Exercise: Transcribe the material below exactly as it appears.

Dataset entries:
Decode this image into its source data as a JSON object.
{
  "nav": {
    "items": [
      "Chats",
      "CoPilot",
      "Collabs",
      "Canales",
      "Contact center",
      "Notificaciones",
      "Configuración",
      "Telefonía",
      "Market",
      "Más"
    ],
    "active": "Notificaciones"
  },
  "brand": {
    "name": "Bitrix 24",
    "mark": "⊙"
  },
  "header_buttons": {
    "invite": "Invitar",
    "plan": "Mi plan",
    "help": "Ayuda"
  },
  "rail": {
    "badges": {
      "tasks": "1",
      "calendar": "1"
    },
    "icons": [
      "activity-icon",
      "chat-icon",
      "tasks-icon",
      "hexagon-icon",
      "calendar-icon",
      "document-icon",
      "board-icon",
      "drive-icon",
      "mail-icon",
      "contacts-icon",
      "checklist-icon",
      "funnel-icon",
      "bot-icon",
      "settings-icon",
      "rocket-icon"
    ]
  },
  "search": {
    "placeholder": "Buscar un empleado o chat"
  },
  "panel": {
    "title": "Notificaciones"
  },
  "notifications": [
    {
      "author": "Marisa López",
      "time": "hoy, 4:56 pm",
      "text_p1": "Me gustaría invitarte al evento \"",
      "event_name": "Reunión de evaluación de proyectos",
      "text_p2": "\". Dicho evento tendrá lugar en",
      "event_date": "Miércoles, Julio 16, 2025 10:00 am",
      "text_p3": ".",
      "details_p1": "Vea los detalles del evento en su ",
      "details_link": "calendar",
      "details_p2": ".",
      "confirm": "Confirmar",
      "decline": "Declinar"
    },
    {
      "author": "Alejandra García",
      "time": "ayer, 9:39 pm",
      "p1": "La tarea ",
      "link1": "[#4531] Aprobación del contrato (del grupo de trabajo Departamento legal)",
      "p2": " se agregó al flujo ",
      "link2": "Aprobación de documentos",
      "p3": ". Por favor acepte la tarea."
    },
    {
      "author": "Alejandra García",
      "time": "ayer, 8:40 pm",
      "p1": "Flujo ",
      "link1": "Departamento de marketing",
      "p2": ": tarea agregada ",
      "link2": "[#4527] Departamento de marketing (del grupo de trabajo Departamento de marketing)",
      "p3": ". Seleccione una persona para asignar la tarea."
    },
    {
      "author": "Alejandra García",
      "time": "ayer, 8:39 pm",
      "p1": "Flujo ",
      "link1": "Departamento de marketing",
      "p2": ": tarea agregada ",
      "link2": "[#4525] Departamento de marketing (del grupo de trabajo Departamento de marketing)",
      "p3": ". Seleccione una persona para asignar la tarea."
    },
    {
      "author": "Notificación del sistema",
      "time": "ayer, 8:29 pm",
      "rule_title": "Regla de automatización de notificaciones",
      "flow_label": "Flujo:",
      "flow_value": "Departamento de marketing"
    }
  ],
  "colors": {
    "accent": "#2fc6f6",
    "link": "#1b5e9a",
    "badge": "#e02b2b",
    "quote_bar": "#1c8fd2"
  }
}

Response to the task:
Decode this image into its source data as a JSON object.
{
  "nav": {
    "items": [
      "Chats",
      "CoPilot",
      "Collabs",
      "Canales",
      "Contact center",
      "Notificaciones",
      "Configuración",
      "Telefonía",
      "Market",
      "Más"
    ],
    "active": "Notificaciones"
  },
  "brand": {
    "name": "Bitrix 24",
    "mark": "⊙"
  },
  "header_buttons": {
    "invite": "Invitar",
    "plan": "Mi plan",
    "help": "Ayuda"
  },
  "rail": {
    "badges": {
      "tasks": "1",
      "calendar": "1"
    },
    "icons": [
      "activity-icon",
      "chat-icon",
      "tasks-icon",
      "hexagon-icon",
      "calendar-icon",
      "document-icon",
      "board-icon",
      "drive-icon",
      "mail-icon",
      "contacts-icon",
      "checklist-icon",
      "funnel-icon",
      "bot-icon",
      "settings-icon",
      "rocket-icon"
    ]
  },
  "search": {
    "placeholder": "Buscar un empleado o chat"
  },
  "panel": {
    "title": "Notificaciones"
  },
  "notifications": [
    {
      "author": "Marisa López",
      "time": "hoy, 4:56 pm",
      "text_p1": "Me gustaría invitarte al evento \"",
      "event_name": "Reunión de evaluación de proyectos",
      "text_p2": "\". Dicho evento tendrá lugar en",
      "event_date": "Miércoles, Julio 16, 2025 10:00 am",
      "text_p3": ".",
      "details_p1": "Vea los detalles del evento en su ",
      "details_link": "calendar",
      "details_p2": ".",
      "confirm": "Confirmar",
      "decline": "Declinar"
    },
    {
      "author": "Alejandra García",
      "time": "ayer, 9:39 pm",
      "p1": "La tarea ",
      "link1": "[#4531] Aprobación del contrato (del grupo de trabajo Departamento legal)",
      "p2": " se agregó al flujo ",
      "link2": "Aprobación de documentos",
      "p3": ". Por favor acepte la tarea."
    },
    {
      "author": "Alejandra García",
      "time": "ayer, 8:40 pm",
      "p1": "Flujo ",
      "link1": "Departamento de marketing",
      "p2": ": tarea agregada ",
      "link2": "[#4527] Departamento de marketing (del grupo de trabajo Departamento de marketing)",
      "p3": ". Seleccione una persona para asignar la tarea."
    },
    {
      "author": "Alejandra García",
      "time": "ayer, 8:39 pm",
      "p1": "Flujo ",
      "link1": "Departamento de marketing",
      "p2": ": tarea agregada ",
      "link2": "[#4525] Departamento de marketing (del grupo de trabajo Departamento de marketing)",
      "p3": ". Seleccione una persona para asignar la tarea."
    },
    {
      "author": "Notificación del sistema",
      "time": "ayer, 8:29 pm",
      "rule_title": "Regla de automatización de notificaciones",
      "flow_label": "Flujo:",
      "flow_value": "Departamento de marketing"
    }
  ],
  "colors": {
    "accent": "#2fc6f6",
    "link": "#1b5e9a",
    "badge": "#e02b2b",
    "quote_bar": "#1c8fd2"
  }
}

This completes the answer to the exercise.